Exercise description → Please copy these records line for line, without any changes.
· · · · ·
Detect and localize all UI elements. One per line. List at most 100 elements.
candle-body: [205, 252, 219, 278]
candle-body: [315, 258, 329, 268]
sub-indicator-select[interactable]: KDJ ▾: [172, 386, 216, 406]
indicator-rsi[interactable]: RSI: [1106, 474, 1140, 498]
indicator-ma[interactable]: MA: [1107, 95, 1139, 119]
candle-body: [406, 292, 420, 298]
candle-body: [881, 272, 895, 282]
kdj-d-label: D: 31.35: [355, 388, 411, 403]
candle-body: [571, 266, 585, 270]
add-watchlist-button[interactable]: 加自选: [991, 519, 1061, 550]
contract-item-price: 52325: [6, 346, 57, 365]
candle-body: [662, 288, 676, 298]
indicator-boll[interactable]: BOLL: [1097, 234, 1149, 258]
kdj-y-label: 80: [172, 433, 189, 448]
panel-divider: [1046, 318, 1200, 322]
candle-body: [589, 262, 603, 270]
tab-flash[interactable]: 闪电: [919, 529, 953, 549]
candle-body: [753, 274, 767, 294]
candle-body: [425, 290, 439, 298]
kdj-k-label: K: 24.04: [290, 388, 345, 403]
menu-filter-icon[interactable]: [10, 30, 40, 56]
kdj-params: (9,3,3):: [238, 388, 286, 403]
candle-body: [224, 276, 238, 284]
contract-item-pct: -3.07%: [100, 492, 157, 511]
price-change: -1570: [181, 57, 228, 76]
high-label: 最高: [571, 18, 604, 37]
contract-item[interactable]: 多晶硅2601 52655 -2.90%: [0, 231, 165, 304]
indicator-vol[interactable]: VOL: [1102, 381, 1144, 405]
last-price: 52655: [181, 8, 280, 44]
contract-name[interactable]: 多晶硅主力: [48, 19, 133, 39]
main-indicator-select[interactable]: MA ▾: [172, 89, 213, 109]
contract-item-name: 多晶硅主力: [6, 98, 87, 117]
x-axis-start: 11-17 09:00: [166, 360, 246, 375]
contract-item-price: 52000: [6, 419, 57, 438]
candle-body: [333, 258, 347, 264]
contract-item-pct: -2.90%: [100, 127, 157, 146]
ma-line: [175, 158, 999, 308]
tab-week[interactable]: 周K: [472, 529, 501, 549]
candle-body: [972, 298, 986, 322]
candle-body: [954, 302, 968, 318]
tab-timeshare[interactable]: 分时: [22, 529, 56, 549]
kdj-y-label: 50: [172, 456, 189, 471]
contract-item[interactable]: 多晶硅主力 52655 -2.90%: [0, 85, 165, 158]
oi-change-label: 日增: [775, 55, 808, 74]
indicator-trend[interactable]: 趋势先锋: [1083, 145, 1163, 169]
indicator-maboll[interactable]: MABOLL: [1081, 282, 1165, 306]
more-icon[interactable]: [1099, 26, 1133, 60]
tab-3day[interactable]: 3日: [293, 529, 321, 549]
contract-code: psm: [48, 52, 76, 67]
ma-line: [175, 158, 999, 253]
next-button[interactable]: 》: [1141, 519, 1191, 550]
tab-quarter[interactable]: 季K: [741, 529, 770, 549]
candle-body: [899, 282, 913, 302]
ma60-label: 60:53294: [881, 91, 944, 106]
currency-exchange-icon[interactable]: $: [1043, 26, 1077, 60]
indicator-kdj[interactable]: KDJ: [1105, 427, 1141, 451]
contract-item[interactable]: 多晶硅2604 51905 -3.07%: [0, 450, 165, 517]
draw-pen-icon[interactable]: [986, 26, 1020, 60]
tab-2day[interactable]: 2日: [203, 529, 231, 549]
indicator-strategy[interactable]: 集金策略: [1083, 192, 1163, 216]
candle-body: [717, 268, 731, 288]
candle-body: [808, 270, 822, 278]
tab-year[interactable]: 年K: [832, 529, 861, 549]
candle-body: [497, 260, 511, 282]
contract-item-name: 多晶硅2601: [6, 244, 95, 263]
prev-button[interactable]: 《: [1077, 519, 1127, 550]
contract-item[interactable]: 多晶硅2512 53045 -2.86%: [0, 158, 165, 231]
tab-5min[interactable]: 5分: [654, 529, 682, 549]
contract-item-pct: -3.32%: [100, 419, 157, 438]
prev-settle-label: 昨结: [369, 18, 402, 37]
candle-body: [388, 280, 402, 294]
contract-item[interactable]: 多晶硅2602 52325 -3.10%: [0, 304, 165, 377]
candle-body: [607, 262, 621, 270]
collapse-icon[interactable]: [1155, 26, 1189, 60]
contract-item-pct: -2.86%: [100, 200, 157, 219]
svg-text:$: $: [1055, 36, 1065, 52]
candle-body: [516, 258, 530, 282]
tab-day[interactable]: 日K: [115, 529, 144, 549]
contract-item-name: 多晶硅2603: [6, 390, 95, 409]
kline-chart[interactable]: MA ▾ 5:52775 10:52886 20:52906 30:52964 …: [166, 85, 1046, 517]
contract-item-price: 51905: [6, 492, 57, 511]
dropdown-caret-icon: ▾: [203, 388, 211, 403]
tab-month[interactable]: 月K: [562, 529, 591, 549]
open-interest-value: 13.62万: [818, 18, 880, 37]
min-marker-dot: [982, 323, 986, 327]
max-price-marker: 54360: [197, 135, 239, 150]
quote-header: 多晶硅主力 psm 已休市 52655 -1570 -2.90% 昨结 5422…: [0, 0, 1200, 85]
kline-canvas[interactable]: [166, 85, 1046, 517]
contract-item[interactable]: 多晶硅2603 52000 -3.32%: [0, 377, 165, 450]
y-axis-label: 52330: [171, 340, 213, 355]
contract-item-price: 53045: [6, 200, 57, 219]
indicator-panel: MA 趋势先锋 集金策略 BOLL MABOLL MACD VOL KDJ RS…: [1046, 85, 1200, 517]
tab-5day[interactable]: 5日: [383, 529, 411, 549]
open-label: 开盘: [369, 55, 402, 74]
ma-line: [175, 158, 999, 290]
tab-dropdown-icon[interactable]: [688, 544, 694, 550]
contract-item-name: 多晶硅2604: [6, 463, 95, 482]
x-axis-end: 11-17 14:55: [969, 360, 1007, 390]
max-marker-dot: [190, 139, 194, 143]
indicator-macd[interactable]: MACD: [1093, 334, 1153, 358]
· · · · ·
Output for this exercise →
Detect and localize all UI elements. One per line. List at most 100 elements.
candle-body: [205, 252, 219, 278]
candle-body: [315, 258, 329, 268]
sub-indicator-select[interactable]: KDJ ▾: [172, 386, 216, 406]
indicator-rsi[interactable]: RSI: [1106, 474, 1140, 498]
indicator-ma[interactable]: MA: [1107, 95, 1139, 119]
candle-body: [406, 292, 420, 298]
candle-body: [881, 272, 895, 282]
kdj-d-label: D: 31.35: [355, 388, 411, 403]
candle-body: [571, 266, 585, 270]
add-watchlist-button[interactable]: 加自选: [991, 519, 1061, 550]
contract-item-price: 52325: [6, 346, 57, 365]
candle-body: [662, 288, 676, 298]
indicator-boll[interactable]: BOLL: [1097, 234, 1149, 258]
kdj-y-label: 80: [172, 433, 189, 448]
panel-divider: [1046, 318, 1200, 322]
candle-body: [589, 262, 603, 270]
tab-flash[interactable]: 闪电: [919, 529, 953, 549]
candle-body: [753, 274, 767, 294]
candle-body: [425, 290, 439, 298]
kdj-k-label: K: 24.04: [290, 388, 345, 403]
menu-filter-icon[interactable]: [10, 30, 40, 56]
kdj-params: (9,3,3):: [238, 388, 286, 403]
candle-body: [224, 276, 238, 284]
contract-item-pct: -3.07%: [100, 492, 157, 511]
price-change: -1570: [181, 57, 228, 76]
high-label: 最高: [571, 18, 604, 37]
contract-item[interactable]: 多晶硅2601 52655 -2.90%: [0, 231, 165, 304]
indicator-vol[interactable]: VOL: [1102, 381, 1144, 405]
last-price: 52655: [181, 8, 280, 44]
contract-name[interactable]: 多晶硅主力: [48, 19, 133, 39]
main-indicator-select[interactable]: MA ▾: [172, 89, 213, 109]
contract-item-name: 多晶硅主力: [6, 98, 87, 117]
x-axis-start: 11-17 09:00: [166, 360, 246, 375]
contract-item-price: 52000: [6, 419, 57, 438]
candle-body: [333, 258, 347, 264]
contract-item-pct: -2.90%: [100, 127, 157, 146]
ma-line: [175, 158, 999, 308]
tab-week[interactable]: 周K: [472, 529, 501, 549]
candle-body: [972, 298, 986, 322]
candle-body: [954, 302, 968, 318]
tab-timeshare[interactable]: 分时: [22, 529, 56, 549]
kdj-y-label: 50: [172, 456, 189, 471]
contract-item[interactable]: 多晶硅主力 52655 -2.90%: [0, 85, 165, 158]
oi-change-label: 日增: [775, 55, 808, 74]
indicator-trend[interactable]: 趋势先锋: [1083, 145, 1163, 169]
indicator-maboll[interactable]: MABOLL: [1081, 282, 1165, 306]
more-icon[interactable]: [1099, 26, 1133, 60]
tab-3day[interactable]: 3日: [293, 529, 321, 549]
contract-code: psm: [48, 52, 76, 67]
ma-line: [175, 158, 999, 253]
next-button[interactable]: 》: [1141, 519, 1191, 550]
tab-quarter[interactable]: 季K: [741, 529, 770, 549]
candle-body: [899, 282, 913, 302]
ma60-label: 60:53294: [881, 91, 944, 106]
currency-exchange-icon[interactable]: $: [1043, 26, 1077, 60]
indicator-kdj[interactable]: KDJ: [1105, 427, 1141, 451]
contract-item[interactable]: 多晶硅2604 51905 -3.07%: [0, 450, 165, 517]
draw-pen-icon[interactable]: [986, 26, 1020, 60]
tab-2day[interactable]: 2日: [203, 529, 231, 549]
indicator-strategy[interactable]: 集金策略: [1083, 192, 1163, 216]
candle-body: [717, 268, 731, 288]
candle-body: [808, 270, 822, 278]
tab-year[interactable]: 年K: [832, 529, 861, 549]
candle-body: [497, 260, 511, 282]
contract-item-name: 多晶硅2601: [6, 244, 95, 263]
prev-button[interactable]: 《: [1077, 519, 1127, 550]
contract-item[interactable]: 多晶硅2512 53045 -2.86%: [0, 158, 165, 231]
tab-5min[interactable]: 5分: [654, 529, 682, 549]
contract-item-pct: -3.32%: [100, 419, 157, 438]
prev-settle-label: 昨结: [369, 18, 402, 37]
candle-body: [388, 280, 402, 294]
contract-item[interactable]: 多晶硅2602 52325 -3.10%: [0, 304, 165, 377]
candle-body: [607, 262, 621, 270]
collapse-icon[interactable]: [1155, 26, 1189, 60]
contract-item-pct: -2.86%: [100, 200, 157, 219]
svg-text:$: $: [1055, 36, 1065, 52]
candle-body: [516, 258, 530, 282]
tab-day[interactable]: 日K: [115, 529, 144, 549]
contract-item-name: 多晶硅2603: [6, 390, 95, 409]
kline-chart[interactable]: MA ▾ 5:52775 10:52886 20:52906 30:52964 …: [166, 85, 1046, 517]
contract-item-price: 51905: [6, 492, 57, 511]
dropdown-caret-icon: ▾: [203, 388, 211, 403]
tab-month[interactable]: 月K: [562, 529, 591, 549]
open-interest-value: 13.62万: [818, 18, 880, 37]
min-marker-dot: [982, 323, 986, 327]
max-price-marker: 54360: [197, 135, 239, 150]
quote-header: 多晶硅主力 psm 已休市 52655 -1570 -2.90% 昨结 5422…: [0, 0, 1200, 85]
kline-canvas[interactable]: [166, 85, 1046, 517]
contract-item[interactable]: 多晶硅2603 52000 -3.32%: [0, 377, 165, 450]
y-axis-label: 52330: [171, 340, 213, 355]
contract-item-price: 53045: [6, 200, 57, 219]
indicator-panel: MA 趋势先锋 集金策略 BOLL MABOLL MACD VOL KDJ RS…: [1046, 85, 1200, 517]
tab-5day[interactable]: 5日: [383, 529, 411, 549]
open-label: 开盘: [369, 55, 402, 74]
ma-line: [175, 158, 999, 290]
tab-dropdown-icon[interactable]: [688, 544, 694, 550]
contract-item-name: 多晶硅2604: [6, 463, 95, 482]
x-axis-end: 11-17 14:55: [969, 360, 1007, 390]
max-marker-dot: [190, 139, 194, 143]
indicator-macd[interactable]: MACD: [1093, 334, 1153, 358]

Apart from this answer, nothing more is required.